*MATERIAL PROVIDED*
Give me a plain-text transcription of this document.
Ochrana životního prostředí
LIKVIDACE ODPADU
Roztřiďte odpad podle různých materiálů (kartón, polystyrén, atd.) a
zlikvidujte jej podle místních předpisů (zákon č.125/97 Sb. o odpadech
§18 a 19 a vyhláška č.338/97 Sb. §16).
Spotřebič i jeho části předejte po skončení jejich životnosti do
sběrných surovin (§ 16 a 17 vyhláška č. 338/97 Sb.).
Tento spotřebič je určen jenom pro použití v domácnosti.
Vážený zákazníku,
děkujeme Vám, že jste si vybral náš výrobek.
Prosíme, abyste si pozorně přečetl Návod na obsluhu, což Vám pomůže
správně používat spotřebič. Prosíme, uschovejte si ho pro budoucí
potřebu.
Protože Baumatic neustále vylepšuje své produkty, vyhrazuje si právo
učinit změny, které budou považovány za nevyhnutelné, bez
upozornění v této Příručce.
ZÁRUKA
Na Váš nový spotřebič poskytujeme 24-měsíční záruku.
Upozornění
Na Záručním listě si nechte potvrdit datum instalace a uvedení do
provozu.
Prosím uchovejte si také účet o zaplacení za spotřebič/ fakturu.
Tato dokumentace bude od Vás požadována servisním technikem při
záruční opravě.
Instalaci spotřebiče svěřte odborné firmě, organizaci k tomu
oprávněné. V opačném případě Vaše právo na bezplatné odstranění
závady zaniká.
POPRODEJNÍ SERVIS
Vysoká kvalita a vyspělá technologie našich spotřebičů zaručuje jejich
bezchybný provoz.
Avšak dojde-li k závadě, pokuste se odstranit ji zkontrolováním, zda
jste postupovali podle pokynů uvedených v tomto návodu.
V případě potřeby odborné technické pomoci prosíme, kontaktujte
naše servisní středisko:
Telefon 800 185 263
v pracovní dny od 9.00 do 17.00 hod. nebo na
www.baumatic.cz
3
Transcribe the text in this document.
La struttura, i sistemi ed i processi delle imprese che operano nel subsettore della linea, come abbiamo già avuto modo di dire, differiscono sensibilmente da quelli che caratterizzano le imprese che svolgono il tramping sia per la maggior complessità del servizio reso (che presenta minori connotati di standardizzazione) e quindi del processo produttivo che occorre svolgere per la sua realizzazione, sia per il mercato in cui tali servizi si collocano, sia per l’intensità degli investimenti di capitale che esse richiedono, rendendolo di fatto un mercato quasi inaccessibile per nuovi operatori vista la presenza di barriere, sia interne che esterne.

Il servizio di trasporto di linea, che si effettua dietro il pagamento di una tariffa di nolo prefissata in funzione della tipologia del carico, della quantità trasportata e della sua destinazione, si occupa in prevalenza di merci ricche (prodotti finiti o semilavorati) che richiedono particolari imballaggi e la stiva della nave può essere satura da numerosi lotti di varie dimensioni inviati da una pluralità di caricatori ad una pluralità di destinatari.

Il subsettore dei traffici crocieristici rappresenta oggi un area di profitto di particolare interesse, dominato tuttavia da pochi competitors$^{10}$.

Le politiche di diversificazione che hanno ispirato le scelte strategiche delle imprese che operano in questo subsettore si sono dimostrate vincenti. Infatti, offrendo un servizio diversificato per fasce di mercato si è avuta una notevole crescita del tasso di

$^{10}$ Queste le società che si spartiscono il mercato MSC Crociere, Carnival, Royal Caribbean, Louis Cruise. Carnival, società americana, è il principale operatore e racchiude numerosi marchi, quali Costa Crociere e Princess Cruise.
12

*WHAT YOU NEED TO DO*
Copy the entries above exactly, leaving none out.

*OUTPUT OF THE EXERCISE*
Give me a plain-text transcription of this document.
Ochrana životního prostředí
LIKVIDACE ODPADU
Roztřiďte odpad podle různých materiálů (kartón, polystyrén, atd.) a
zlikvidujte jej podle místních předpisů (zákon č.125/97 Sb. o odpadech
§18 a 19 a vyhláška č.338/97 Sb. §16).
Spotřebič i jeho části předejte po skončení jejich životnosti do
sběrných surovin (§ 16 a 17 vyhláška č. 338/97 Sb.).
Tento spotřebič je určen jenom pro použití v domácnosti.
Vážený zákazníku,
děkujeme Vám, že jste si vybral náš výrobek.
Prosíme, abyste si pozorně přečetl Návod na obsluhu, což Vám pomůže
správně používat spotřebič. Prosíme, uschovejte si ho pro budoucí
potřebu.
Protože Baumatic neustále vylepšuje své produkty, vyhrazuje si právo
učinit změny, které budou považovány za nevyhnutelné, bez
upozornění v této Příručce.
ZÁRUKA
Na Váš nový spotřebič poskytujeme 24-měsíční záruku.
Upozornění
Na Záručním listě si nechte potvrdit datum instalace a uvedení do
provozu.
Prosím uchovejte si také účet o zaplacení za spotřebič/ fakturu.
Tato dokumentace bude od Vás požadována servisním technikem při
záruční opravě.
Instalaci spotřebiče svěřte odborné firmě, organizaci k tomu
oprávněné. V opačném případě Vaše právo na bezplatné odstranění
závady zaniká.
POPRODEJNÍ SERVIS
Vysoká kvalita a vyspělá technologie našich spotřebičů zaručuje jejich
bezchybný provoz.
Avšak dojde-li k závadě, pokuste se odstranit ji zkontrolováním, zda
jste postupovali podle pokynů uvedených v tomto návodu.
V případě potřeby odborné technické pomoci prosíme, kontaktujte
naše servisní středisko:
Telefon 800 185 263
v pracovní dny od 9.00 do 17.00 hod. nebo na
www.baumatic.cz
3
Transcribe the text in this document.
La struttura, i sistemi ed i processi delle imprese che operano nel subsettore della linea, come abbiamo già avuto modo di dire, differiscono sensibilmente da quelli che caratterizzano le imprese che svolgono il tramping sia per la maggior complessità del servizio reso (che presenta minori connotati di standardizzazione) e quindi del processo produttivo che occorre svolgere per la sua realizzazione, sia per il mercato in cui tali servizi si collocano, sia per l’intensità degli investimenti di capitale che esse richiedono, rendendolo di fatto un mercato quasi inaccessibile per nuovi operatori vista la presenza di barriere, sia interne che esterne.

Il servizio di trasporto di linea, che si effettua dietro il pagamento di una tariffa di nolo prefissata in funzione della tipologia del carico, della quantità trasportata e della sua destinazione, si occupa in prevalenza di merci ricche (prodotti finiti o semilavorati) che richiedono particolari imballaggi e la stiva della nave può essere satura da numerosi lotti di varie dimensioni inviati da una pluralità di caricatori ad una pluralità di destinatari.

Il subsettore dei traffici crocieristici rappresenta oggi un area di profitto di particolare interesse, dominato tuttavia da pochi competitors$^{10}$.

Le politiche di diversificazione che hanno ispirato le scelte strategiche delle imprese che operano in questo subsettore si sono dimostrate vincenti. Infatti, offrendo un servizio diversificato per fasce di mercato si è avuta una notevole crescita del tasso di

$^{10}$ Queste le società che si spartiscono il mercato MSC Crociere, Carnival, Royal Caribbean, Louis Cruise. Carnival, società americana, è il principale operatore e racchiude numerosi marchi, quali Costa Crociere e Princess Cruise.
12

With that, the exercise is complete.